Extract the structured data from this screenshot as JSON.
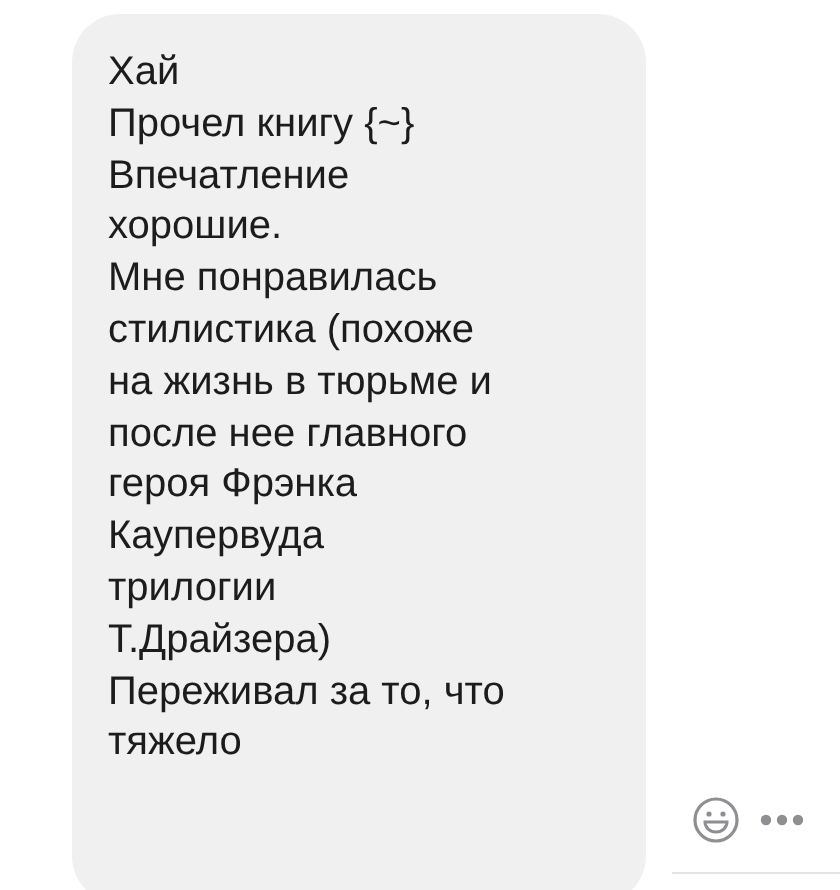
{
  "message": {
    "text": "Хай\nПрочел книгу {~}\nВпечатление\nхорошие.\nМне понравилась\nстилистика (похоже\nна жизнь в тюрьме и\nпосле нее главного\nгероя Фрэнка\nКаупервуда\nтрилогии\nТ.Драйзера)\nПереживал за то, что\nтяжело"
  }
}
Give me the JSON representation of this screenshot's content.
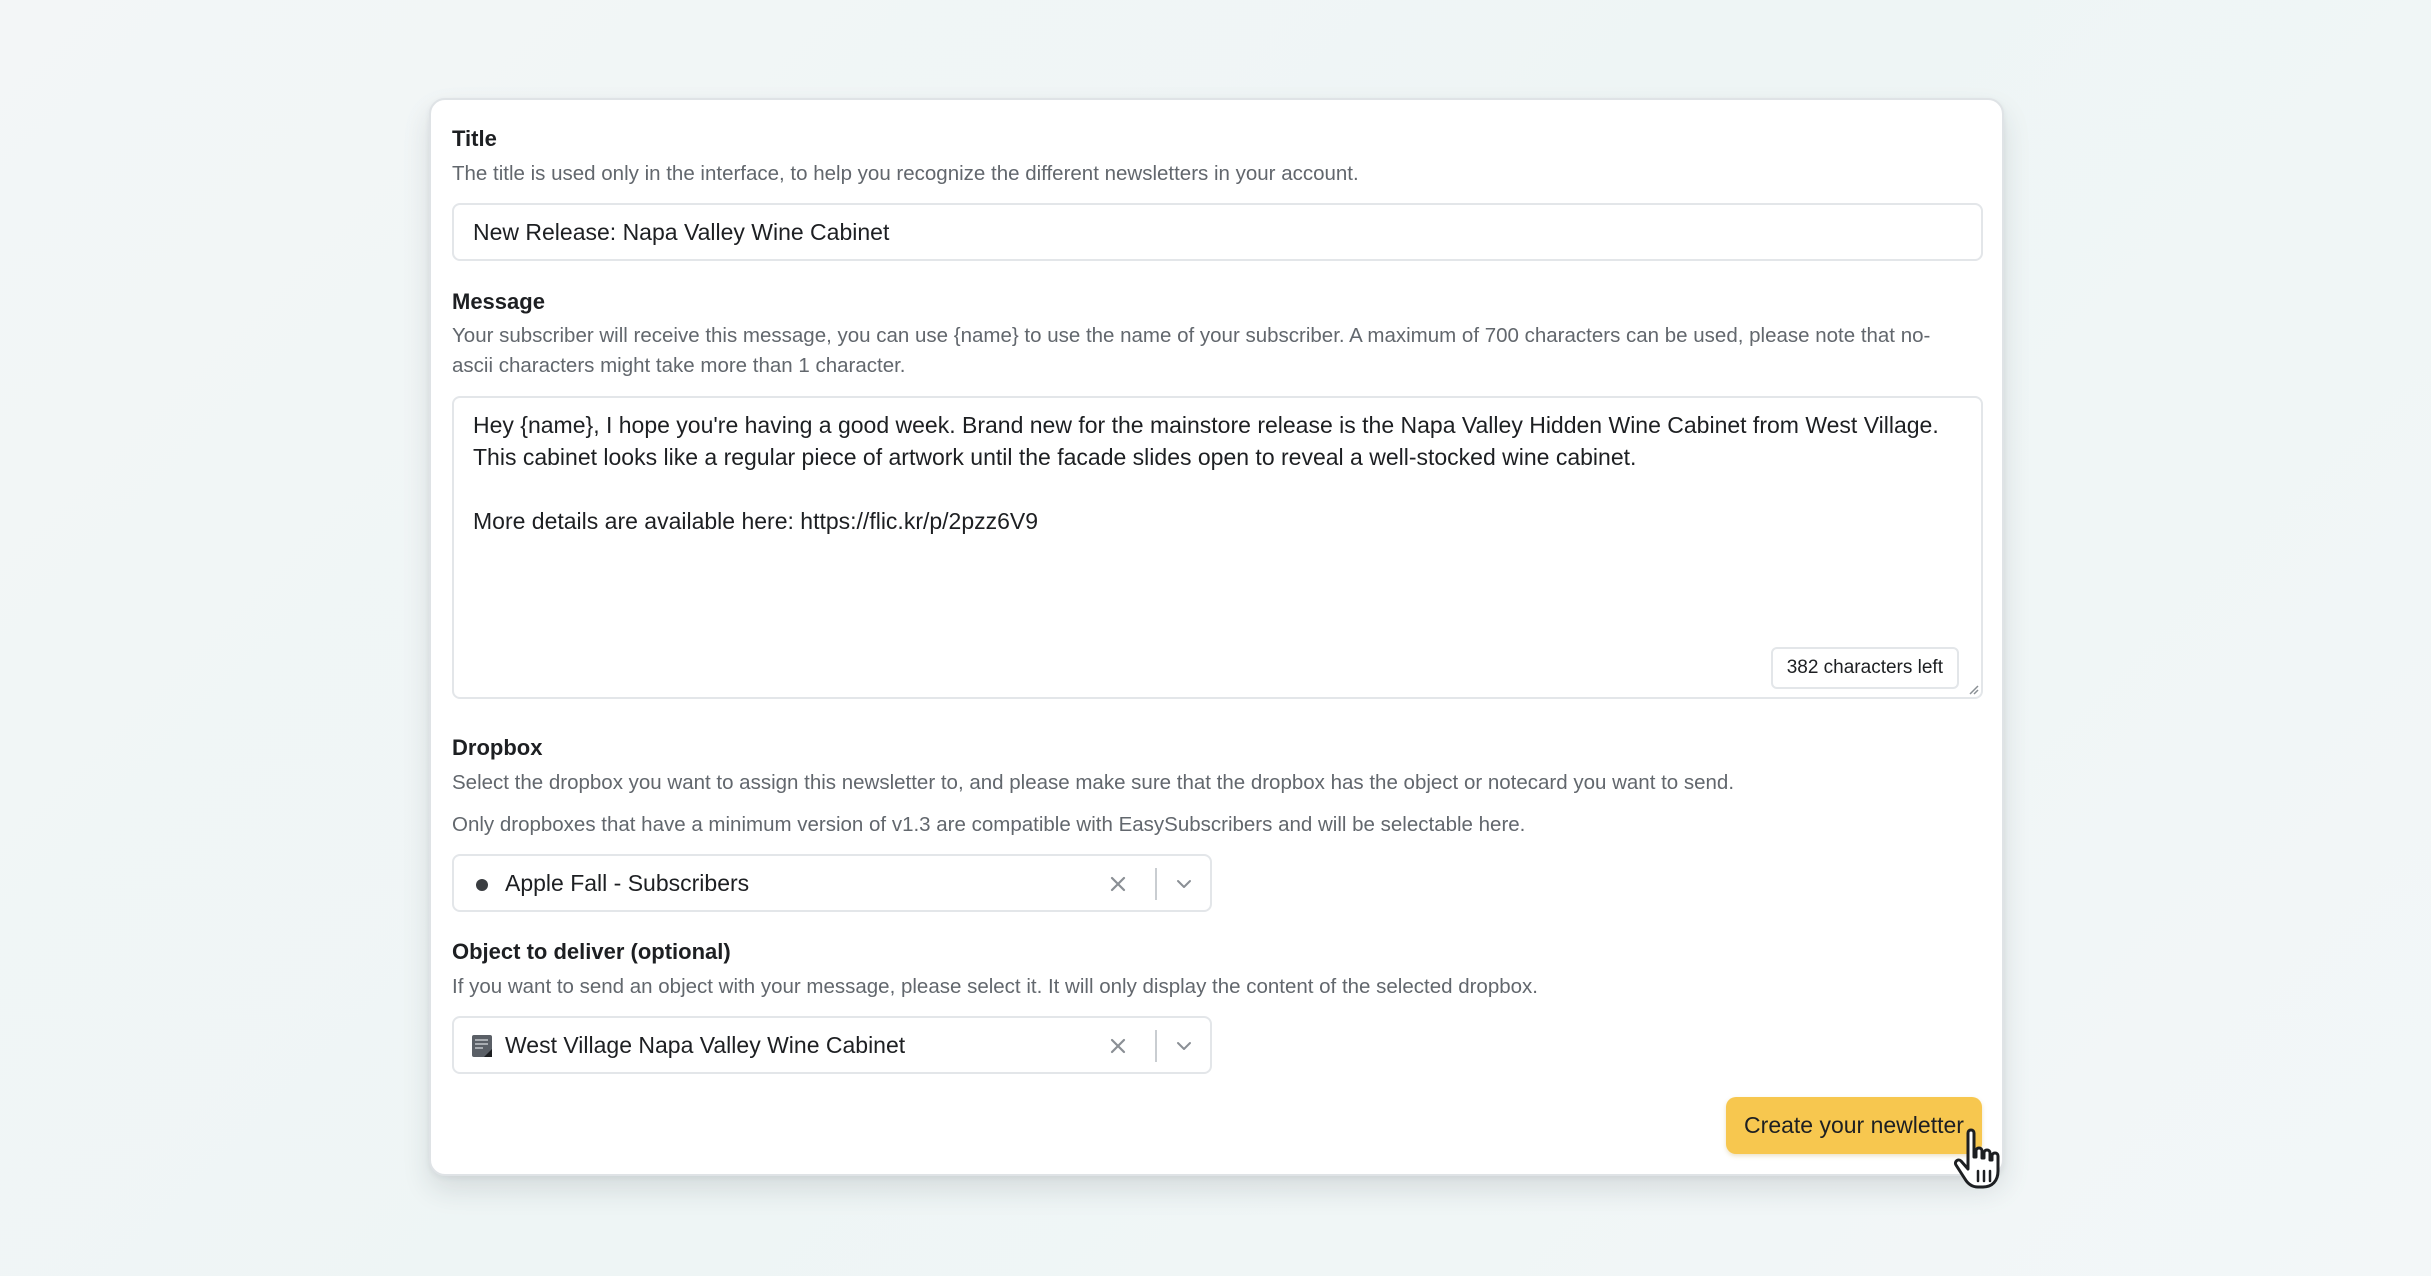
{
  "form": {
    "title": {
      "label": "Title",
      "help": "The title is used only in the interface, to help you recognize the different newsletters in your account.",
      "value": "New Release: Napa Valley Wine Cabinet"
    },
    "message": {
      "label": "Message",
      "help_line1": "Your subscriber will receive this message, you can use {name} to use the name of your subscriber. A maximum of 700 characters can be used, please note that no-",
      "help_line2": "ascii characters might take more than 1 character.",
      "lines": [
        "Hey {name}, I hope you're having a good week. Brand new for the mainstore release is the Napa Valley Hidden Wine Cabinet from West Village.",
        "This cabinet looks like a regular piece of artwork until the facade slides open to reveal a well-stocked wine cabinet.",
        "",
        "More details are available here: https://flic.kr/p/2pzz6V9"
      ],
      "counter": "382 characters left"
    },
    "dropbox": {
      "label": "Dropbox",
      "help1": "Select the dropbox you want to assign this newsletter to, and please make sure that the dropbox has the object or notecard you want to send.",
      "help2": "Only dropboxes that have a minimum version of v1.3 are compatible with EasySubscribers and will be selectable here.",
      "selected": "Apple Fall - Subscribers",
      "icon": "bullet-icon"
    },
    "object": {
      "label": "Object to deliver (optional)",
      "help": "If you want to send an object with your message, please select it. It will only display the content of the selected dropbox.",
      "selected": "West Village Napa Valley Wine Cabinet",
      "icon": "notecard-icon"
    },
    "submit_label": "Create your newletter"
  },
  "colors": {
    "accent": "#f7c74f",
    "border": "#e3e6e9",
    "muted_text": "#62676d"
  }
}
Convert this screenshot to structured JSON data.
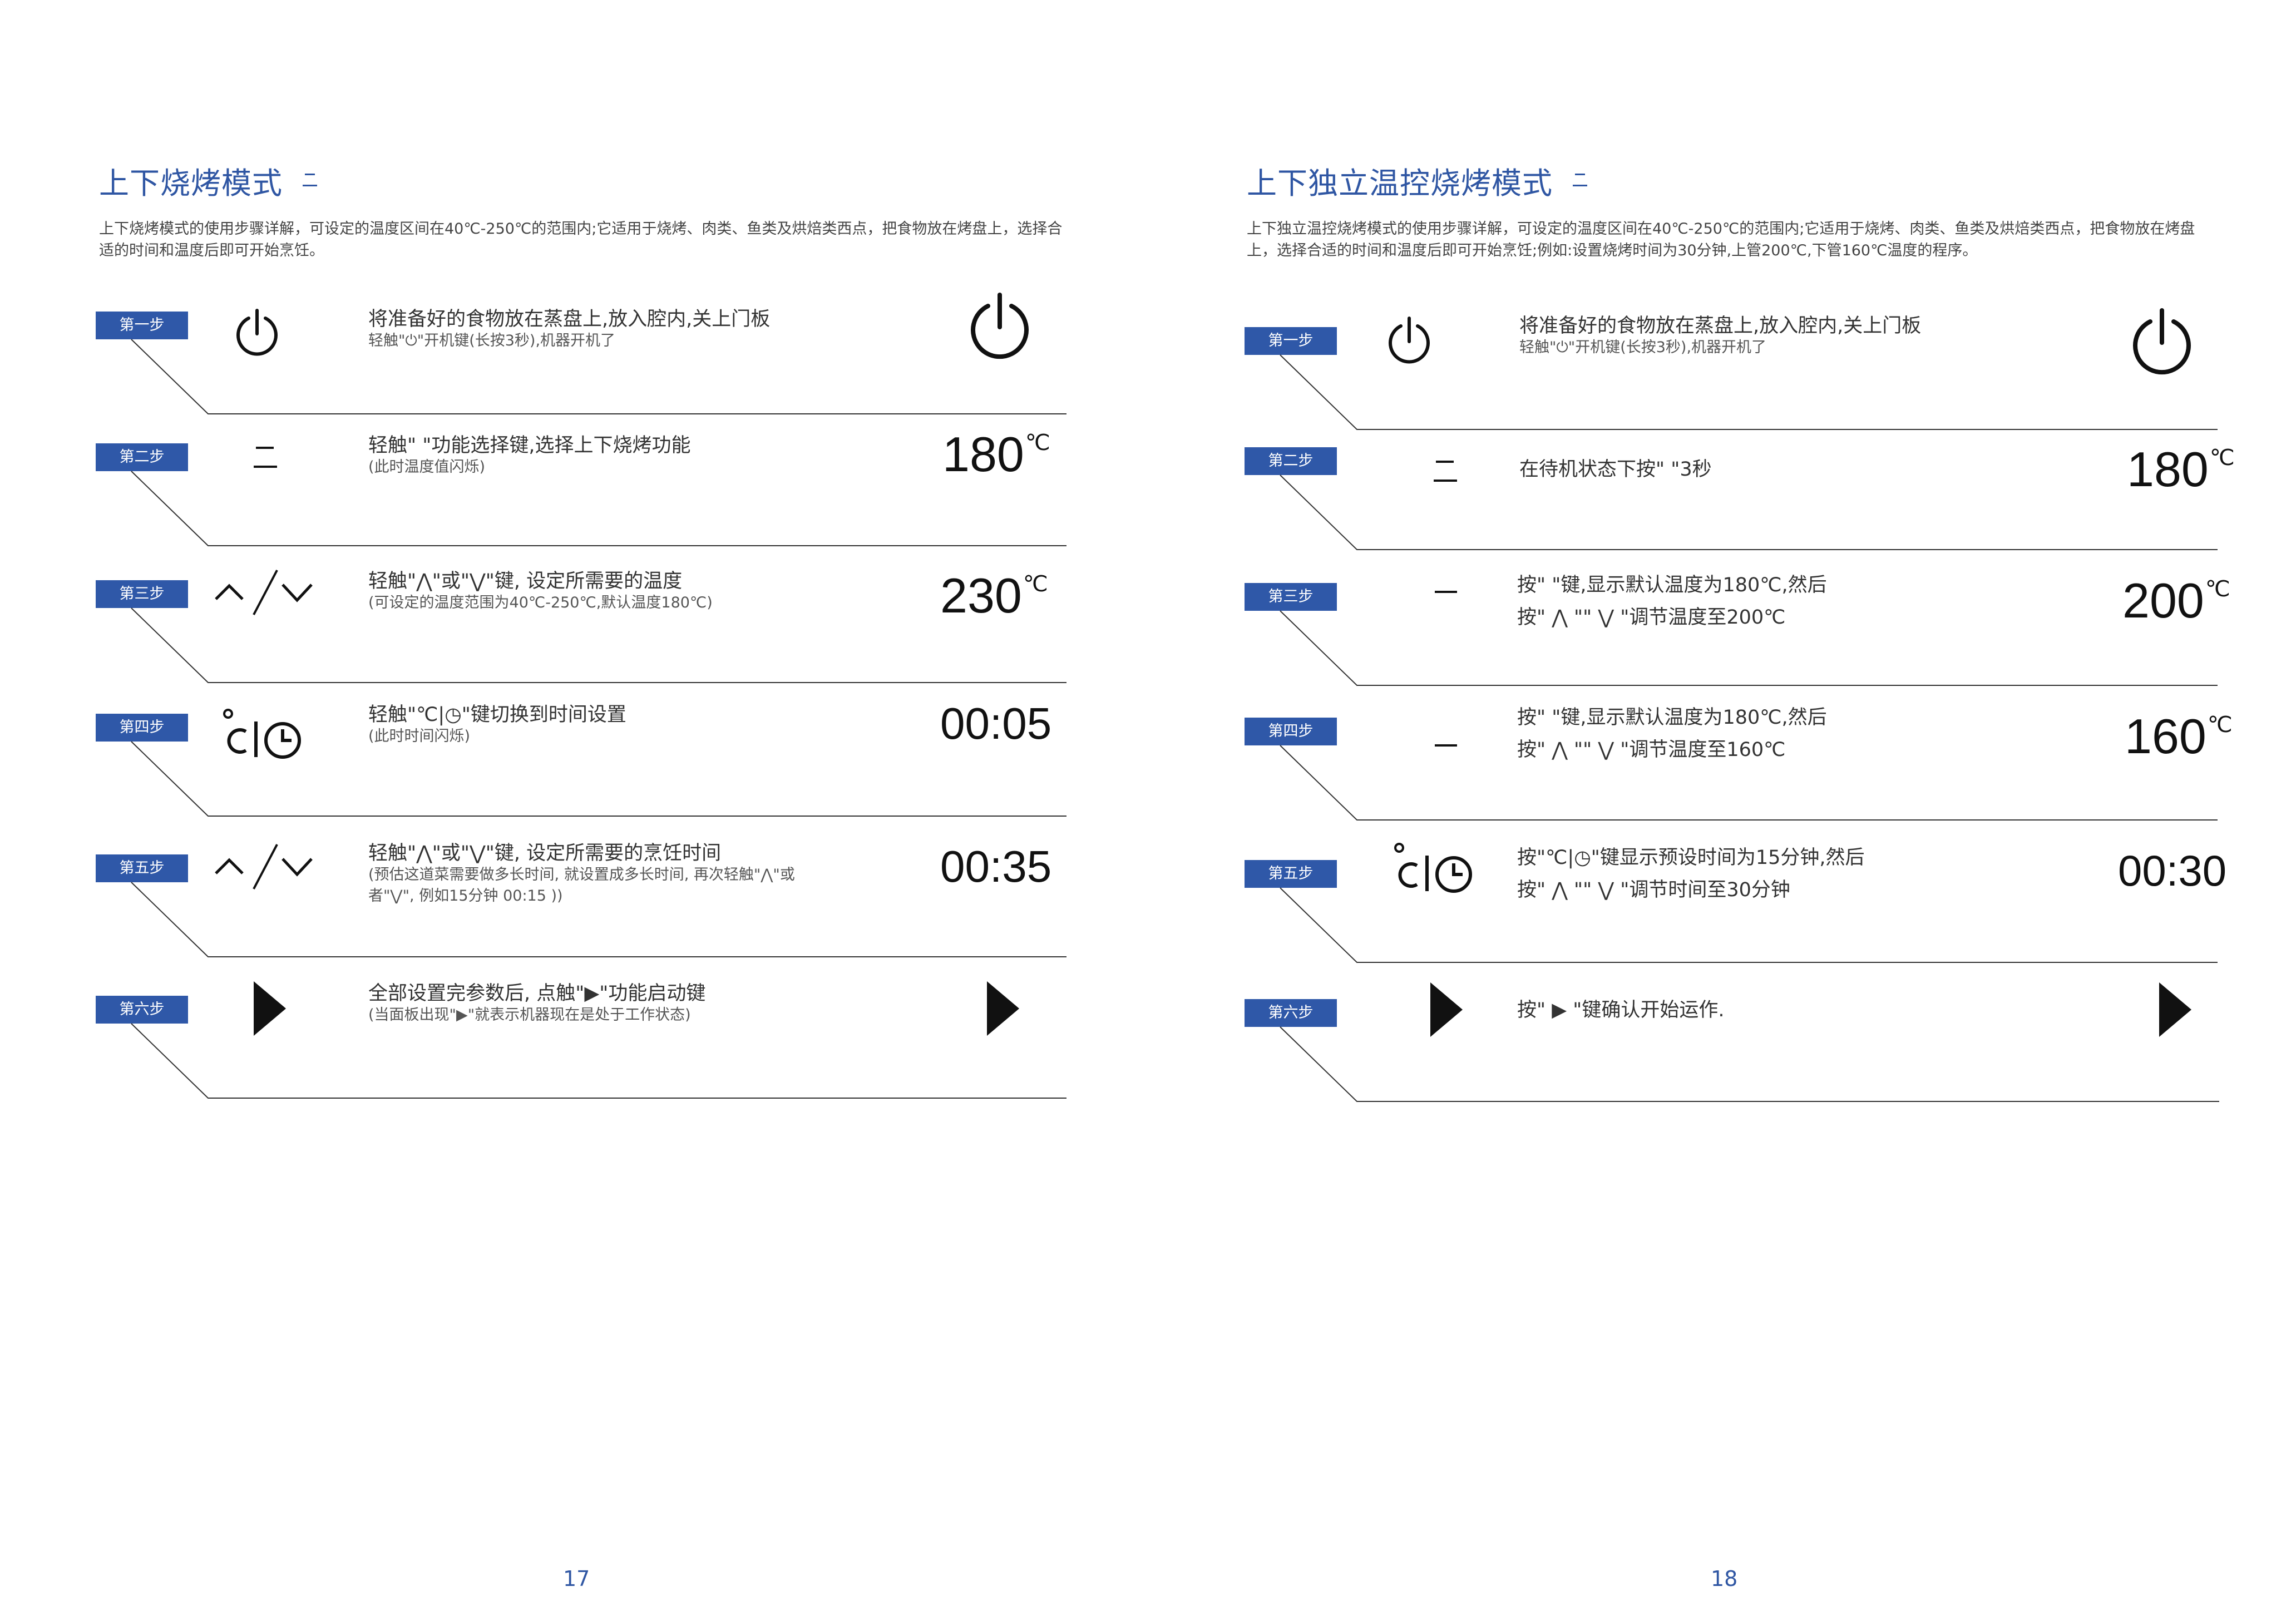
{
  "left": {
    "title": "上下烧烤模式",
    "description": "上下烧烤模式的使用步骤详解，可设定的温度区间在40℃-250℃的范围内;它适用于烧烤、肉类、鱼类及烘焙类西点，把食物放在烤盘上，选择合适的时间和温度后即可开始烹饪。",
    "page_number": "17",
    "steps": [
      {
        "badge": "第一步",
        "line1": "将准备好的食物放在蒸盘上,放入腔内,关上门板",
        "line2": "轻触\"⏻\"开机键(长按3秒),机器开机了",
        "display": "",
        "icon": "power-icon"
      },
      {
        "badge": "第二步",
        "line1": "轻触\" \"功能选择键,选择上下烧烤功能",
        "line2": "(此时温度值闪烁)",
        "display": "180",
        "unit": "℃",
        "icon": "upper-lower-heat-icon"
      },
      {
        "badge": "第三步",
        "line1": "轻触\"⋀\"或\"⋁\"键, 设定所需要的温度",
        "line2": "(可设定的温度范围为40℃-250℃,默认温度180℃)",
        "display": "230",
        "unit": "℃",
        "icon": "up-down-adjust-icon"
      },
      {
        "badge": "第四步",
        "line1": "轻触\"℃|◷\"键切换到时间设置",
        "line2": "(此时时间闪烁)",
        "display": "00:05",
        "icon": "temp-time-toggle-icon"
      },
      {
        "badge": "第五步",
        "line1": "轻触\"⋀\"或\"⋁\"键, 设定所需要的烹饪时间",
        "line2": "(预估这道菜需要做多长时间, 就设置成多长时间, 再次轻触\"⋀\"或",
        "line3": "者\"⋁\", 例如15分钟 00:15 ))",
        "display": "00:35",
        "icon": "up-down-adjust-icon"
      },
      {
        "badge": "第六步",
        "line1": "全部设置完参数后, 点触\"▶\"功能启动键",
        "line2": "(当面板出现\"▶\"就表示机器现在是处于工作状态)",
        "display": "",
        "icon": "start-icon"
      }
    ]
  },
  "right": {
    "title": "上下独立温控烧烤模式",
    "description": "上下独立温控烧烤模式的使用步骤详解，可设定的温度区间在40℃-250℃的范围内;它适用于烧烤、肉类、鱼类及烘焙类西点，把食物放在烤盘上，选择合适的时间和温度后即可开始烹饪;例如:设置烧烤时间为30分钟,上管200℃,下管160℃温度的程序。",
    "page_number": "18",
    "steps": [
      {
        "badge": "第一步",
        "line1": "将准备好的食物放在蒸盘上,放入腔内,关上门板",
        "line2": "轻触\"⏻\"开机键(长按3秒),机器开机了",
        "display": "",
        "icon": "power-icon"
      },
      {
        "badge": "第二步",
        "line1": "在待机状态下按\" \"3秒",
        "display": "180",
        "unit": "℃",
        "icon": "upper-lower-heat-icon"
      },
      {
        "badge": "第三步",
        "line1": "按\" \"键,显示默认温度为180℃,然后",
        "line2": "按\" ⋀ \"\" ⋁ \"调节温度至200℃",
        "display": "200",
        "unit": "℃",
        "icon": "upper-heat-icon"
      },
      {
        "badge": "第四步",
        "line1": "按\" \"键,显示默认温度为180℃,然后",
        "line2": "按\" ⋀ \"\" ⋁ \"调节温度至160℃",
        "display": "160",
        "unit": "℃",
        "icon": "lower-heat-icon"
      },
      {
        "badge": "第五步",
        "line1": "按\"℃|◷\"键显示预设时间为15分钟,然后",
        "line2": "按\" ⋀ \"\" ⋁ \"调节时间至30分钟",
        "display": "00:30",
        "icon": "temp-time-toggle-icon"
      },
      {
        "badge": "第六步",
        "line1": "按\" ▶ \"键确认开始运作.",
        "display": "",
        "icon": "start-icon"
      }
    ]
  }
}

TASK GOAL. The lines above form a set of records; determine how many of them contain the string "from" and give that number alone.

CORRECT RESULT. 2